PASSAGE GIVEN =>
Systems Administration Practices

The following are practices for SystemsAdministration. The descriptions on this page are terse summaries -- individual wiki pages can or should be developed to expand on the practices. Meanwhile, a SystemsAdministrationPracticesDiscussion? page may be useful. -- KenBitskoMacLeod


When developing code by or for SysAdmins or production systems, you're developing code. Most coding practices should apply (aka SystemProgramming).

Production systems should have the bare minimum of differences from the vendor's base install. They should be summarizable on one sheet of paper, the manifest. A manifest should list the base install, the add-on packages installed, the files used from source control for configuration, and any remaining hand-made changes. Per-system manual changes should be kept to a strict minimum. Use automated installs whereever possible.

Manual changes are migrated to source control, common configuration and implementation is migrated into releasable packages. Automate manual procedures. Goals: keep the system manifest simple and keep "work effort" off production systems.

Box coordinate listings:
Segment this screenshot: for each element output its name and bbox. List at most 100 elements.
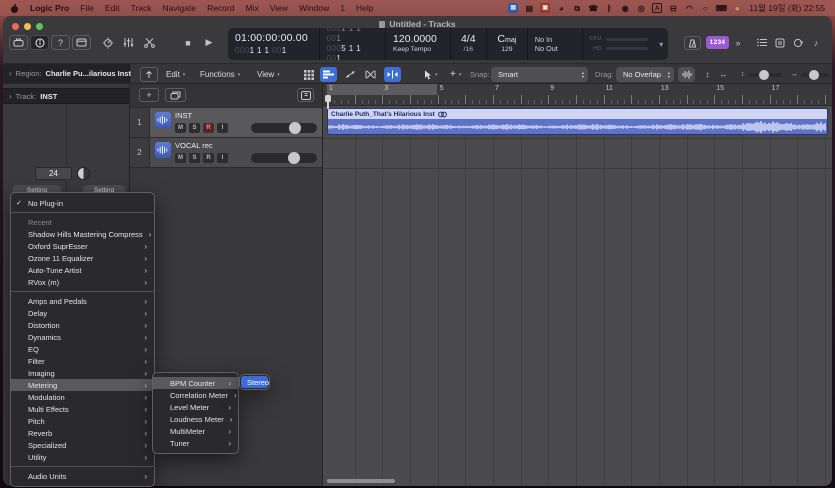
note-pads-button[interactable] (773, 36, 787, 49)
phone-icon[interactable]: ☎ (588, 3, 598, 13)
browsers-button[interactable]: ♪ (809, 36, 823, 49)
menubar-item-track[interactable]: Track (131, 3, 152, 13)
mute-button[interactable]: M (175, 153, 186, 163)
lcd-display[interactable]: 01:00:00:00.00 0001 1 1 001 0001 1 1 001… (228, 28, 668, 60)
disclosure-chevron-icon[interactable]: › (9, 92, 12, 101)
region-inspector-header[interactable]: › Region: Charlie Pu...ilarious Inst (3, 64, 130, 83)
gain-knob[interactable] (77, 167, 90, 180)
lcd-position-cell[interactable]: 01:00:00:00.00 0001 1 1 001 (228, 28, 320, 60)
plugin-menu-item-delay[interactable]: Delay› (11, 307, 154, 319)
record-button[interactable]: R (203, 123, 214, 133)
record-button[interactable]: R (203, 153, 214, 163)
plugin-menu-item-rvox-m[interactable]: RVox (m)› (11, 276, 154, 288)
lcd-signature-cell[interactable]: 4/4 /16 (451, 28, 487, 60)
toolbar-toggle-button[interactable] (72, 35, 91, 50)
functions-menu[interactable]: Functions▾ (200, 67, 240, 82)
track-header-config-button[interactable] (297, 88, 314, 102)
plugin-menu-item-multi-effects[interactable]: Multi Effects› (11, 403, 154, 415)
account-icon[interactable]: ◉ (620, 3, 630, 13)
disclosure-chevron-icon[interactable]: › (9, 69, 12, 78)
input-button[interactable]: I (217, 123, 228, 133)
format-item-stereo[interactable]: Stereo (241, 376, 268, 388)
inspector-button[interactable] (30, 35, 49, 50)
automation-button[interactable] (342, 67, 359, 82)
menubar-item-1[interactable]: 1 (340, 3, 345, 13)
plugin-menu-item-no-plug-in[interactable]: ✓No Plug-in (11, 197, 154, 209)
metering-item-bpm-counter[interactable]: BPM Counter› (153, 377, 238, 389)
add-track-button[interactable]: + (139, 88, 159, 102)
tiles-icon[interactable]: ▦ (508, 3, 518, 13)
crossfade-drag-button[interactable] (362, 67, 379, 82)
quick-help-button[interactable]: ? (51, 35, 70, 50)
horizontal-zoom-slider[interactable]: ↔ (791, 70, 829, 79)
lcd-tempo-cell[interactable]: 120.0000 Keep Tempo (386, 28, 451, 60)
stop-button[interactable]: ■ (181, 35, 195, 50)
plugin-menu-item-metering[interactable]: Metering› (11, 379, 154, 391)
metering-item-tuner[interactable]: Tuner› (153, 437, 238, 449)
track-header-body[interactable]: INSTMSRI (150, 108, 322, 137)
audio-region[interactable]: Charlie Puth_That's Hilarious Inst (327, 108, 828, 135)
track-lanes-view-button[interactable] (320, 67, 337, 82)
siri-icon[interactable]: ● (732, 3, 742, 13)
pointer-tool-menu[interactable]: ▾ (424, 67, 438, 82)
vertical-auto-zoom-button[interactable]: ↕ (700, 67, 715, 82)
now-playing-icon[interactable]: ◎ (636, 3, 646, 13)
plugin-menu-item-audio-units[interactable]: Audio Units› (11, 470, 154, 482)
lcd-locators-cell[interactable]: 0001 1 1 001 0005 1 1 001 (320, 28, 386, 60)
region-waveform[interactable] (328, 119, 827, 135)
list-editors-button[interactable] (755, 36, 769, 49)
grid-view-button[interactable] (300, 67, 317, 82)
metronome-button[interactable] (684, 36, 701, 50)
solo-button[interactable]: S (189, 153, 200, 163)
track-inspector-header[interactable]: › Track: INST (3, 88, 129, 104)
metering-item-correlation-meter[interactable]: Correlation Meter› (153, 389, 238, 401)
hierarchy-up-button[interactable] (140, 67, 158, 82)
volume-slider[interactable] (251, 153, 317, 163)
plugin-menu-item-amps-and-pedals[interactable]: Amps and Pedals› (11, 295, 154, 307)
count-in-button[interactable]: 1234 (706, 36, 729, 49)
plugin-menu-item-utility[interactable]: Utility› (11, 451, 154, 463)
menubar-item-record[interactable]: Record (207, 3, 234, 13)
track-header-vocal-rec[interactable]: 2VOCAL recMSRI (130, 138, 322, 168)
tracks-area[interactable]: 1357911131517 Charlie Puth_That's Hilari… (323, 84, 832, 486)
mute-button[interactable]: M (175, 123, 186, 133)
plugin-menu-item-shadow-hills-mastering-compress[interactable]: Shadow Hills Mastering Compress› (11, 228, 154, 240)
horizontal-scrollbar[interactable] (327, 479, 395, 483)
volume-slider[interactable] (251, 123, 317, 133)
track-header-inst[interactable]: 1INSTMSRI (130, 108, 322, 138)
slider-track[interactable] (748, 73, 782, 77)
flex-button[interactable] (384, 67, 401, 82)
plugin-menu-item-filter[interactable]: Filter› (11, 355, 154, 367)
plugin-menu-item-dynamics[interactable]: Dynamics› (11, 331, 154, 343)
waveform-zoom-button[interactable] (678, 67, 695, 82)
screen-mirroring-icon[interactable]: ⧉ (572, 3, 582, 13)
track-header-body[interactable]: VOCAL recMSRI (150, 138, 322, 167)
menubar-item-help[interactable]: Help (356, 3, 373, 13)
playhead[interactable] (327, 95, 329, 109)
plugin-menu-item-imaging[interactable]: Imaging› (11, 367, 154, 379)
view-menu[interactable]: View▾ (257, 67, 280, 82)
menubar-item-logic-pro[interactable]: Logic Pro (30, 3, 69, 13)
slider-knob[interactable] (759, 70, 769, 80)
box-app-icon[interactable]: ▣ (540, 3, 550, 13)
more-options-button[interactable]: » (732, 36, 744, 49)
mixer-button[interactable] (120, 35, 137, 50)
menubar-item-navigate[interactable]: Navigate (163, 3, 197, 13)
editors-button[interactable] (141, 35, 158, 50)
metering-item-multimeter[interactable]: MultiMeter› (153, 425, 238, 437)
lcd-mode-chevron[interactable]: ▾ (655, 28, 668, 60)
slider-knob[interactable] (809, 70, 819, 80)
menu-bar-clock[interactable]: 11월 19일 (화) 22:55 (749, 2, 825, 14)
solo-button[interactable]: S (189, 123, 200, 133)
duplicate-track-button[interactable] (165, 88, 186, 102)
vertical-zoom-slider[interactable]: ↕ (741, 70, 782, 79)
gain-value-field[interactable]: 24 (35, 167, 72, 180)
plugin-menu-item-oxford-supresser[interactable]: Oxford SuprEsser› (11, 240, 154, 252)
cycle-range[interactable] (327, 84, 437, 95)
drag-dropdown[interactable]: No Overlap▴▾ (616, 67, 674, 82)
plugin-menu-item-reverb[interactable]: Reverb› (11, 427, 154, 439)
plugin-menu-item-distortion[interactable]: Distortion› (11, 319, 154, 331)
plugin-menu-item-ozone-11-equalizer[interactable]: Ozone 11 Equalizer› (11, 252, 154, 264)
menubar-item-view[interactable]: View (270, 3, 288, 13)
plugin-menu-item-specialized[interactable]: Specialized› (11, 439, 154, 451)
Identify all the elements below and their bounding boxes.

EXERCISE TASK A => From the records, give as a numbered list the lines starting with the line containing "note-pads-button[interactable] (773, 36, 787, 49)" and going on through the line containing "plugin-menu-item-multi-effects[interactable]: Multi Effects›", leaving out any blank lines.
EXERCISE TASK B => Take the text on systems administration practices further, starting after its last sentence.

EXERCISE RESPONSE A =>
1. note-pads-button[interactable] (773, 36, 787, 49)
2. phone-icon[interactable]: ☎ (588, 3, 598, 13)
3. browsers-button[interactable]: ♪ (809, 36, 823, 49)
4. menubar-item-track[interactable]: Track (131, 3, 152, 13)
5. mute-button[interactable]: M (175, 153, 186, 163)
6. lcd-display[interactable]: 01:00:00:00.00 0001 1 1 001 0001 1 1 001… (228, 28, 668, 60)
7. disclosure-chevron-icon[interactable]: › (9, 92, 12, 101)
8. region-inspector-header[interactable]: › Region: Charlie Pu...ilarious Inst (3, 64, 130, 83)
9. gain-knob[interactable] (77, 167, 90, 180)
10. lcd-position-cell[interactable]: 01:00:00:00.00 0001 1 1 001 (228, 28, 320, 60)
11. plugin-menu-item-delay[interactable]: Delay› (11, 307, 154, 319)
12. record-button[interactable]: R (203, 123, 214, 133)
13. record-button[interactable]: R (203, 153, 214, 163)
14. plugin-menu-item-rvox-m[interactable]: RVox (m)› (11, 276, 154, 288)
15. lcd-signature-cell[interactable]: 4/4 /16 (451, 28, 487, 60)
16. toolbar-toggle-button[interactable] (72, 35, 91, 50)
17. functions-menu[interactable]: Functions▾ (200, 67, 240, 82)
18. track-header-config-button[interactable] (297, 88, 314, 102)
19. plugin-menu-item-multi-effects[interactable]: Multi Effects› (11, 403, 154, 415)

EXERCISE RESPONSE B =>
Test systems should be rebuilt regularly (every or every few iterations) using production manifests. This "tests" the production manifest and keeps the test systems in-sync with the production systems. Use test systems to aid in refactoring production manifests. Use automated installs to make rebuilding test systems faster and easier.

Apply security and vendor updates regularly. Give updates a chance to "settle" before applying them. Use test systems to "age" updates before applying to production systems. Keep up with major product and OS updates, they're easier when they're gradual. Use test systems to do parallel development, updating a test system with a new OS/product and identifying any issues with existing systems.

Develop and factor common operations and maintenance procedures, as checklists or outlines. For less-often used procedures, note the last time it was used. Double-check unfamiliar or older procedures before they're performed. The default procedure (typically used only in emergencies) is to create a brief plan then to log every step you do.

At any given time, a production system should work indefinitely without intervention or support. Access to production systems should always be for a documented procedure (operations or maintenance). Enable and extend remote status tools to provide production status without requiring access. Use test systems and browse source control for checking how things are installed or working. Avoid using significant privileges (Unix's root) unless absolutely necessary. Factor out and wrap privileged operations whenever possible (Unix's sudo).

Create (or require) operational tests that verify that a system, product, or package is working as expected. Both on-line (non-destructive, accessibility) and off-line (thorough) testing should be used.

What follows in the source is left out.